## Job
Only lines with the word "intro" are needed; collect each of them from the listing below.

## Records shown
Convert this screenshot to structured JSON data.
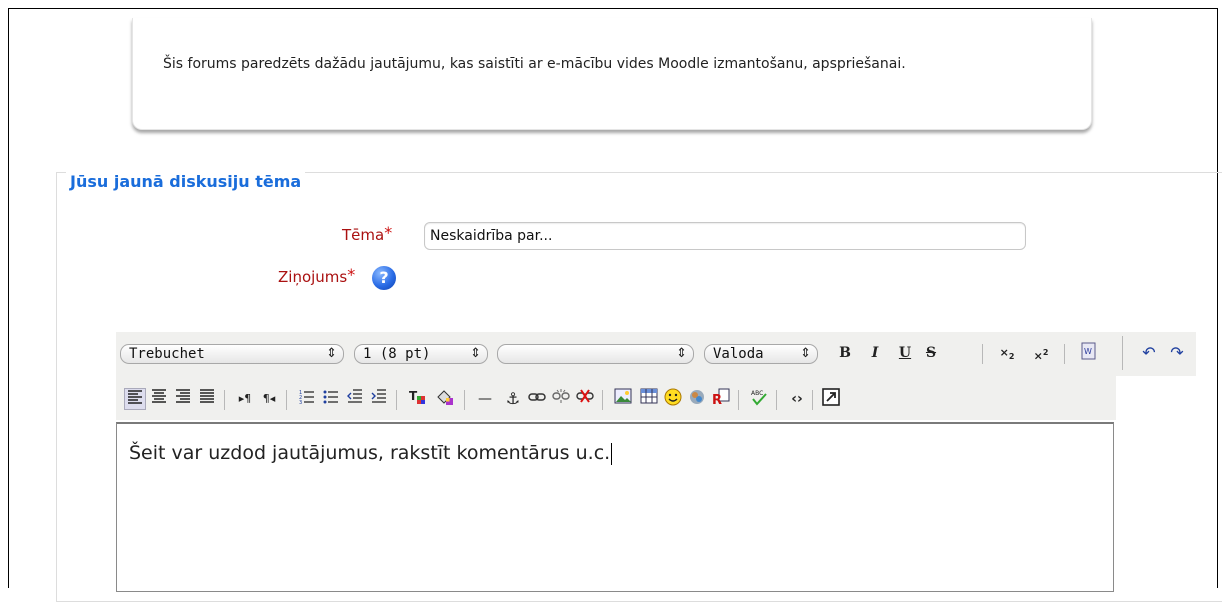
{
  "intro": {
    "text": "Šis forums paredzēts dažādu jautājumu, kas saistīti ar e-mācību vides Moodle izmantošanu, apspriešanai."
  },
  "form": {
    "legend": "Jūsu jaunā diskusiju tēma",
    "subject_label": "Tēma",
    "subject_value": "Neskaidrība par...",
    "message_label": "Ziņojums",
    "required_marker": "*",
    "help_glyph": "?"
  },
  "toolbar": {
    "font_family": "Trebuchet",
    "font_size": "1 (8 pt)",
    "heading": "",
    "language": "Valoda",
    "arrow_glyph": "⇕"
  },
  "editor": {
    "content": "Šeit var uzdod jautājumus, rakstīt komentārus u.c."
  },
  "colors": {
    "legend": "#1a6ddb",
    "label": "#aa1111",
    "required": "#cc1111"
  },
  "icons": [
    "bold-icon",
    "italic-icon",
    "underline-icon",
    "strikethrough-icon",
    "subscript-icon",
    "superscript-icon",
    "paste-word-icon",
    "undo-icon",
    "redo-icon",
    "align-left-icon",
    "align-center-icon",
    "align-right-icon",
    "justify-icon",
    "ltr-icon",
    "rtl-icon",
    "ordered-list-icon",
    "unordered-list-icon",
    "outdent-icon",
    "indent-icon",
    "text-color-icon",
    "background-color-icon",
    "horizontal-rule-icon",
    "anchor-icon",
    "link-icon",
    "unlink-icon",
    "nolink-icon",
    "image-icon",
    "table-icon",
    "smiley-icon",
    "insert-char-icon",
    "search-replace-icon",
    "spellcheck-icon",
    "html-source-icon",
    "fullscreen-icon"
  ]
}
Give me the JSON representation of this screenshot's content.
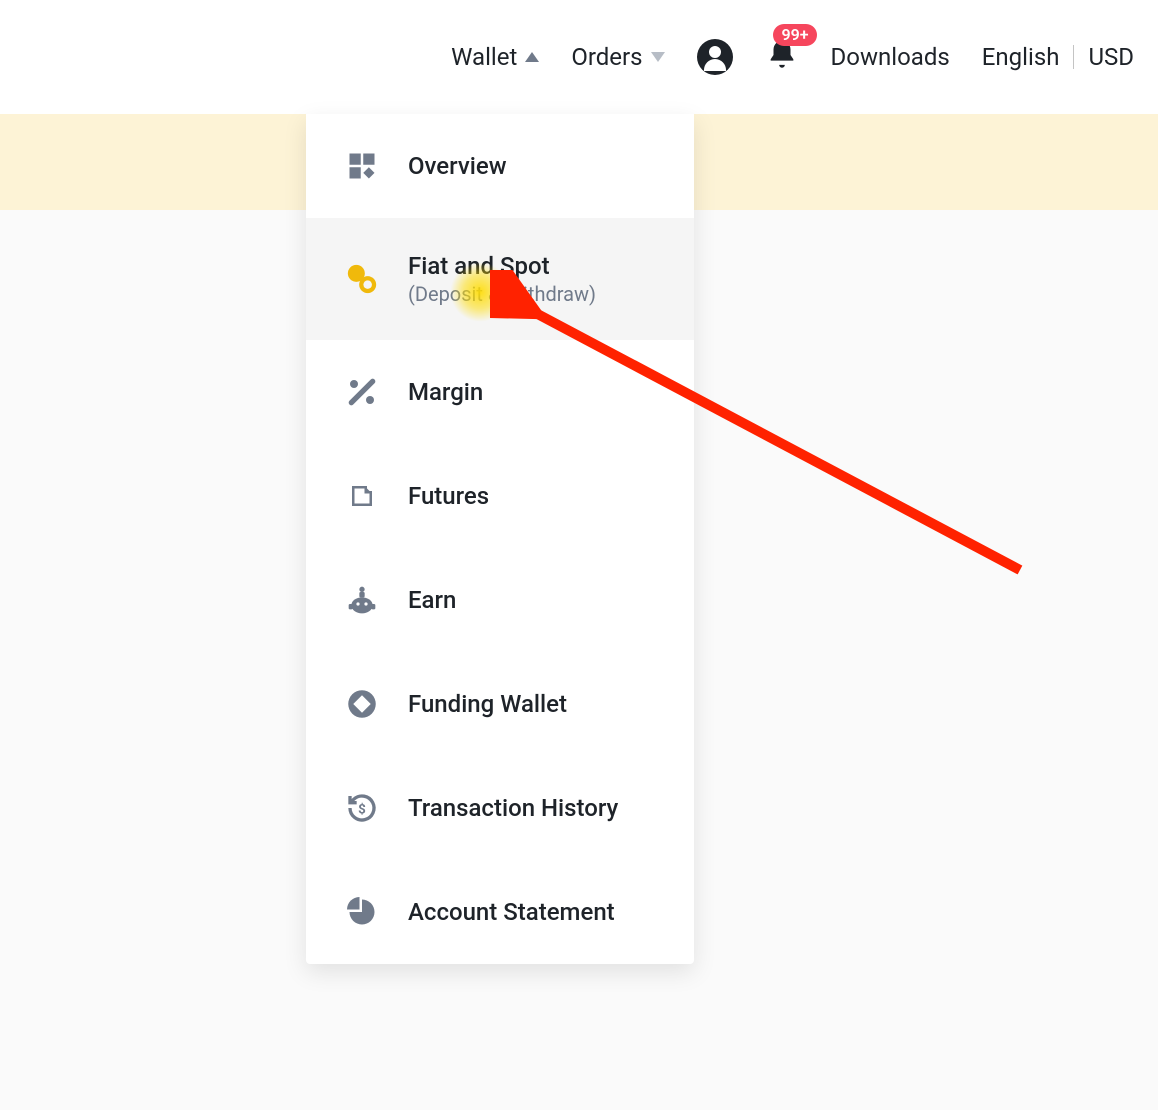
{
  "nav": {
    "wallet": "Wallet",
    "orders": "Orders",
    "downloads": "Downloads",
    "language": "English",
    "currency": "USD",
    "badge": "99+"
  },
  "menu": {
    "items": [
      {
        "label": "Overview",
        "icon": "overview"
      },
      {
        "label": "Fiat and Spot",
        "sub": "(Deposit & Withdraw)",
        "icon": "fiatspot"
      },
      {
        "label": "Margin",
        "icon": "margin"
      },
      {
        "label": "Futures",
        "icon": "futures"
      },
      {
        "label": "Earn",
        "icon": "earn"
      },
      {
        "label": "Funding Wallet",
        "icon": "funding"
      },
      {
        "label": "Transaction History",
        "icon": "history"
      },
      {
        "label": "Account Statement",
        "icon": "statement"
      }
    ]
  }
}
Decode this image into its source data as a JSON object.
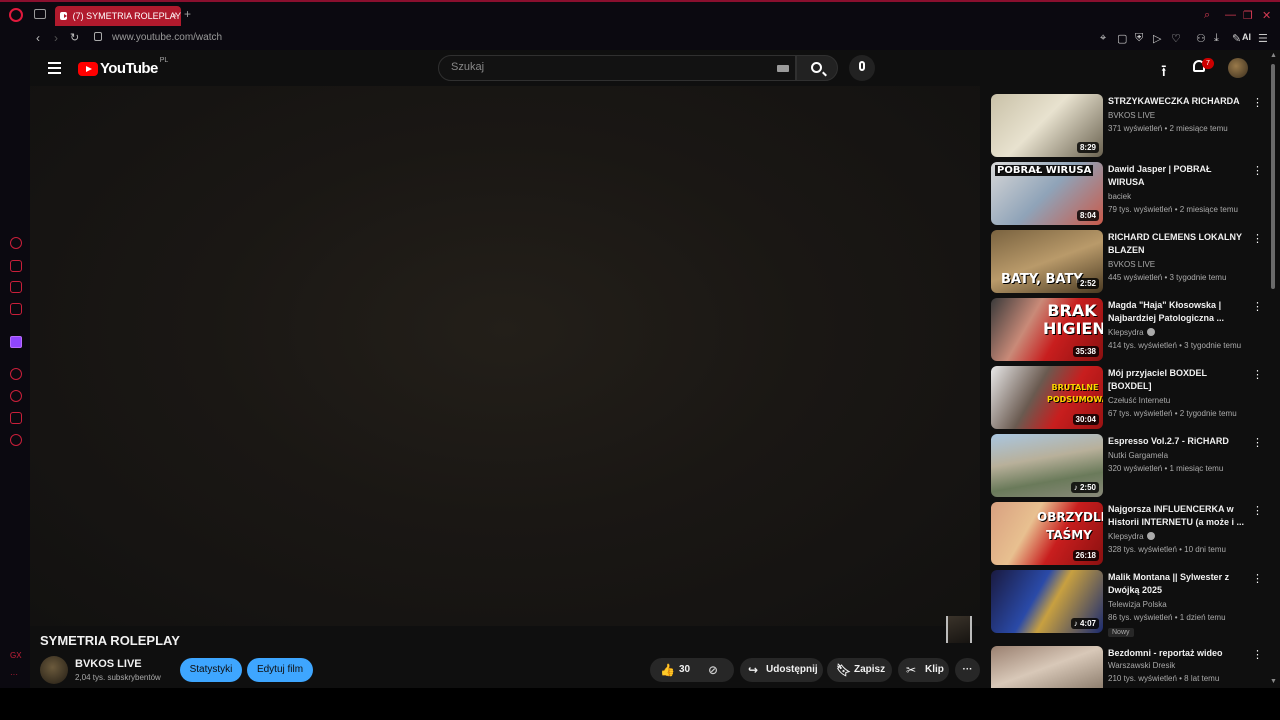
{
  "browser": {
    "tab_title": "(7) SYMETRIA ROLEPLAY",
    "url": "www.youtube.com/watch",
    "ai_label": "AI"
  },
  "masthead": {
    "logo_text": "YouTube",
    "region": "PL",
    "search_placeholder": "Szukaj",
    "notification_count": "7"
  },
  "video": {
    "title": "SYMETRIA ROLEPLAY",
    "channel": "BVKOS LIVE",
    "subscribers": "2,04 tys. subskrybentów",
    "stats_button": "Statystyki",
    "edit_button": "Edytuj film",
    "likes": "30",
    "share": "Udostępnij",
    "save": "Zapisz",
    "clip": "Klip"
  },
  "related": [
    {
      "title": "STRZYKAWECZKA RICHARDA",
      "channel": "BVKOS LIVE",
      "meta": "371 wyświetleń • 2 miesiące temu",
      "duration": "8:29",
      "verified": false
    },
    {
      "title": "Dawid Jasper | POBRAŁ WIRUSA",
      "channel": "baciek",
      "meta": "79 tys. wyświetleń • 2 miesiące temu",
      "duration": "8:04",
      "overlay": "POBRAŁ WIRUSA",
      "verified": false
    },
    {
      "title": "RICHARD CLEMENS LOKALNY BLAZEN",
      "channel": "BVKOS LIVE",
      "meta": "445 wyświetleń • 3 tygodnie temu",
      "duration": "2:52",
      "overlay": "BATY, BATY",
      "verified": false
    },
    {
      "title": "Magda \"Haja\" Kłosowska | Najbardziej Patologiczna ...",
      "channel": "Klepsydra",
      "meta": "414 tys. wyświetleń • 3 tygodnie temu",
      "duration": "35:38",
      "overlay": "BRAK HIGIENY",
      "verified": true
    },
    {
      "title": "Mój przyjaciel BOXDEL [BOXDEL]",
      "channel": "Czełuść Internetu",
      "meta": "67 tys. wyświetleń • 2 tygodnie temu",
      "duration": "30:04",
      "overlay": "BRUTALNE PODSUMOWANIE",
      "verified": false
    },
    {
      "title": "Espresso Vol.2.7 - RiCHARD",
      "channel": "Nutki Gargamela",
      "meta": "320 wyświetleń • 1 miesiąc temu",
      "duration": "2:50",
      "verified": false
    },
    {
      "title": "Najgorsza INFLUENCERKA w Historii INTERNETU (a może i ...",
      "channel": "Klepsydra",
      "meta": "328 tys. wyświetleń • 10 dni temu",
      "duration": "26:18",
      "overlay": "OBRZYDLIWE TAŚMY",
      "verified": true
    },
    {
      "title": "Malik Montana || Sylwester z Dwójką 2025",
      "channel": "Telewizja Polska",
      "meta": "86 tys. wyświetleń • 1 dzień temu",
      "duration": "4:07",
      "badge": "Nowy",
      "verified": false
    },
    {
      "title": "Bezdomni - reportaż wideo",
      "channel": "Warszawski Dresik",
      "meta": "210 tys. wyświetleń • 8 lat temu",
      "verified": false
    }
  ]
}
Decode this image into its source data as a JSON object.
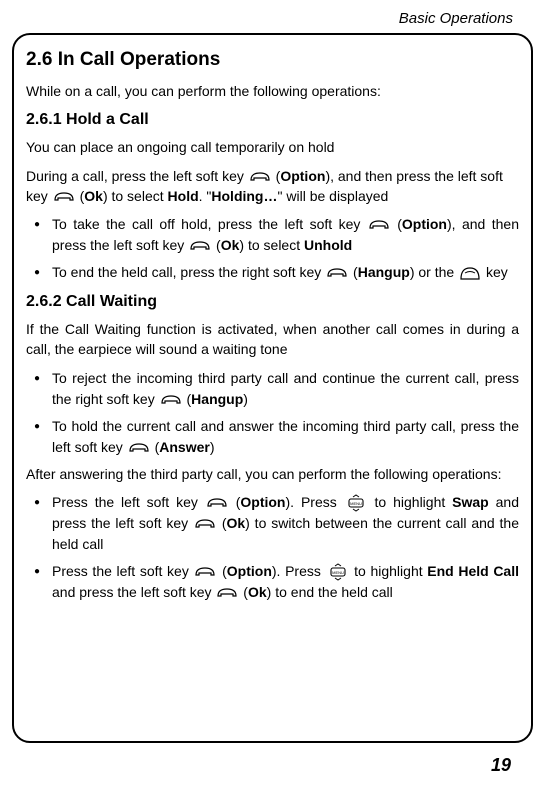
{
  "header": {
    "title": "Basic Operations"
  },
  "section": {
    "heading": "2.6 In Call Operations",
    "intro": "While on a call, you can perform the following operations:",
    "sub1": {
      "heading": "2.6.1 Hold a Call",
      "p1": "You can place an ongoing call temporarily on hold",
      "p2_a": "During a call, press the left soft key ",
      "p2_b": " (",
      "p2_option": "Option",
      "p2_c": "), and then press the left soft key ",
      "p2_d": " (",
      "p2_ok": "Ok",
      "p2_e": ") to select ",
      "p2_hold": "Hold",
      "p2_f": ". \"",
      "p2_holding": "Holding…",
      "p2_g": "\" will be displayed",
      "li1_a": "To take the call off hold, press the left soft key ",
      "li1_b": " (",
      "li1_option": "Option",
      "li1_c": "), and then press the left soft key ",
      "li1_d": " (",
      "li1_ok": "Ok",
      "li1_e": ") to select ",
      "li1_unhold": "Unhold",
      "li2_a": "To end the held call, press the right soft key ",
      "li2_b": " (",
      "li2_hangup": "Hangup",
      "li2_c": ") or the ",
      "li2_d": " key"
    },
    "sub2": {
      "heading": "2.6.2 Call Waiting",
      "p1": "If the Call Waiting function is activated, when another call comes in during a call, the earpiece will sound a waiting tone",
      "li1_a": "To reject the incoming third party call and continue the current call, press the right soft key  ",
      "li1_b": " (",
      "li1_hangup": "Hangup",
      "li1_c": ")",
      "li2_a": "To hold the current call and answer the incoming third party call, press the left soft key ",
      "li2_b": " (",
      "li2_answer": "Answer",
      "li2_c": ")",
      "p2": "After answering the third party call, you can perform the following operations:",
      "li3_a": "Press the left soft key ",
      "li3_b": " (",
      "li3_option": "Option",
      "li3_c": "). Press ",
      "li3_d": " to highlight ",
      "li3_swap": "Swap",
      "li3_e": " and press the left soft key ",
      "li3_f": " (",
      "li3_ok": "Ok",
      "li3_g": ") to switch between the current call and the held call",
      "li4_a": "Press the left soft key ",
      "li4_b": " (",
      "li4_option": "Option",
      "li4_c": "). Press ",
      "li4_d": " to highlight ",
      "li4_endheld": "End Held Call",
      "li4_e": " and press the left soft key ",
      "li4_f": " (",
      "li4_ok": "Ok",
      "li4_g": ") to end the held call"
    }
  },
  "page": {
    "number": "19"
  }
}
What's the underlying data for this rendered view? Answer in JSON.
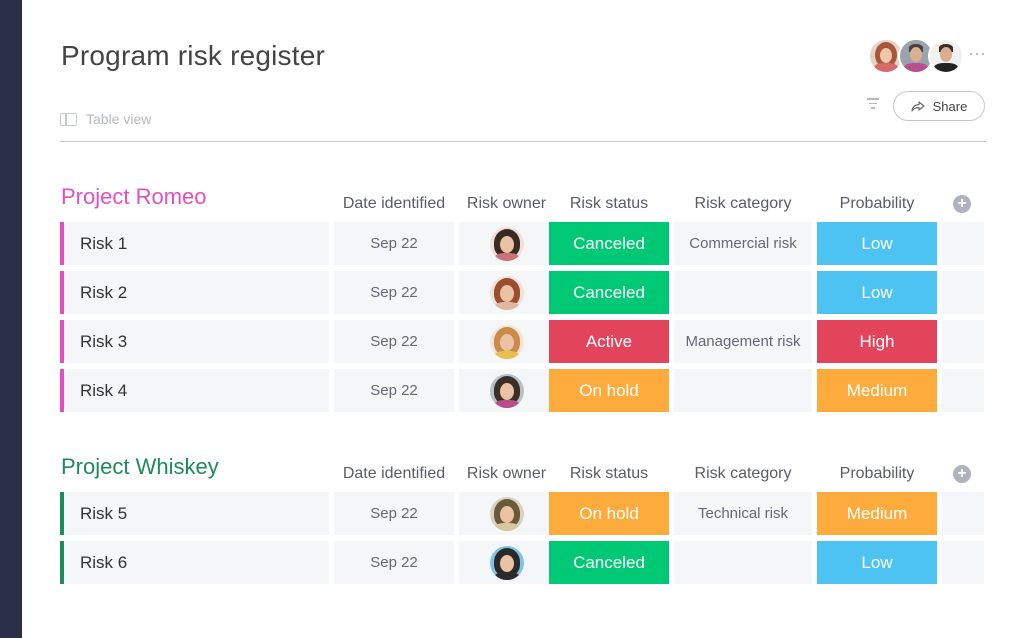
{
  "board": {
    "title": "Program risk register",
    "view_label": "Table view",
    "share_label": "Share",
    "more_label": "⋯",
    "icons": [
      "table-view-icon",
      "filter-icon",
      "share-arrow-icon",
      "more-dots-icon",
      "add-column-icon"
    ]
  },
  "members": [
    {
      "hair": "#a8573a",
      "bg": "#e7d2c6",
      "shirt": "#d46a6a"
    },
    {
      "hair": "#4a3f3a",
      "bg": "#9aa3ad",
      "shirt": "#b84f8e"
    },
    {
      "hair": "#3b2b24",
      "bg": "#f1f1f1",
      "shirt": "#222222"
    }
  ],
  "columns": {
    "date": "Date identified",
    "owner": "Risk owner",
    "status": "Risk status",
    "category": "Risk category",
    "probability": "Probability"
  },
  "colors": {
    "romeo": "#e44fbf",
    "whiskey": "#1f8a5b",
    "canceled": "#00c875",
    "active": "#e2445c",
    "on_hold": "#fdab3d",
    "low": "#4dc3f2",
    "high": "#e2445c",
    "medium": "#fdab3d"
  },
  "groups": [
    {
      "title": "Project Romeo",
      "rows": [
        {
          "name": "Risk 1",
          "date": "Sep 22",
          "status": "Canceled",
          "category": "Commercial risk",
          "probability": "Low"
        },
        {
          "name": "Risk 2",
          "date": "Sep 22",
          "status": "Canceled",
          "category": "",
          "probability": "Low"
        },
        {
          "name": "Risk 3",
          "date": "Sep 22",
          "status": "Active",
          "category": "Management risk",
          "probability": "High"
        },
        {
          "name": "Risk 4",
          "date": "Sep 22",
          "status": "On hold",
          "category": "",
          "probability": "Medium"
        }
      ]
    },
    {
      "title": "Project Whiskey",
      "rows": [
        {
          "name": "Risk 5",
          "date": "Sep 22",
          "status": "On hold",
          "category": "Technical risk",
          "probability": "Medium"
        },
        {
          "name": "Risk 6",
          "date": "Sep 22",
          "status": "Canceled",
          "category": "",
          "probability": "Low"
        }
      ]
    }
  ]
}
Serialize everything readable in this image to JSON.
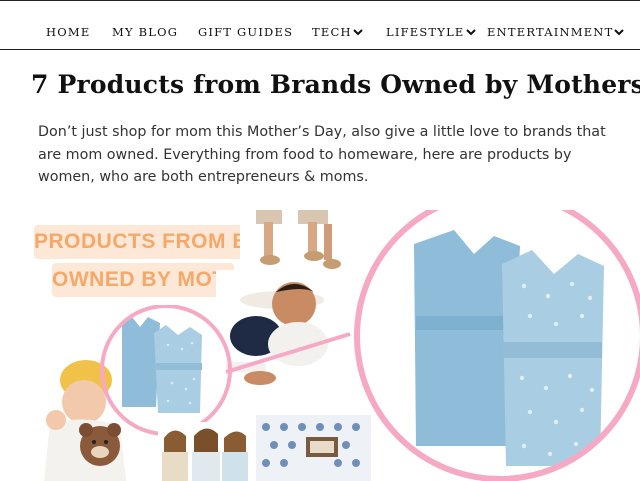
{
  "nav": {
    "items": [
      {
        "label": "HOME",
        "dropdown": false
      },
      {
        "label": "MY BLOG",
        "dropdown": false
      },
      {
        "label": "GIFT GUIDES",
        "dropdown": false
      },
      {
        "label": "TECH",
        "dropdown": true
      },
      {
        "label": "LIFESTYLE",
        "dropdown": true
      },
      {
        "label": "ENTERTAINMENT",
        "dropdown": true
      }
    ]
  },
  "article": {
    "title": "7 Products from Brands Owned by Mothers",
    "intro": "Don’t just shop for mom this Mother’s Day, also give a little love to brands that are mom owned. Everything from food to homeware, here are products by women, who are both entrepreneurs & moms."
  },
  "hero": {
    "banner_line1": "PRODUCTS FROM BRANDS",
    "banner_line2": "OWNED BY MOTHERS"
  },
  "colors": {
    "accent_pink": "#f5a9c4",
    "banner_text": "#f4a96a",
    "banner_bg": "#fde7d6",
    "garment_blue": "#8fbcd8"
  }
}
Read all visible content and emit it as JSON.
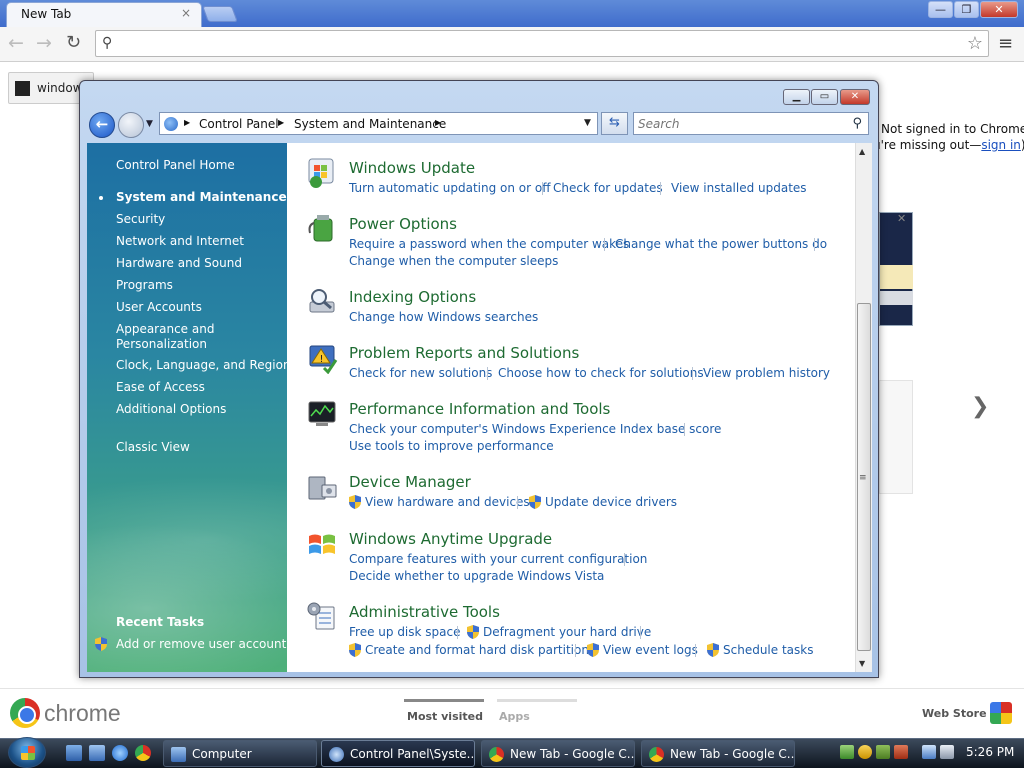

## Finished exercise
  "intro": {
    "intro": "While on a call, you can perform the following operations:",
    "intro": "Don’t just shop for mom this Mother’s Day, also give a little love to brands that are mom owned. Everything from food to homeware, here are products by women, who are both entrepreneurs & moms."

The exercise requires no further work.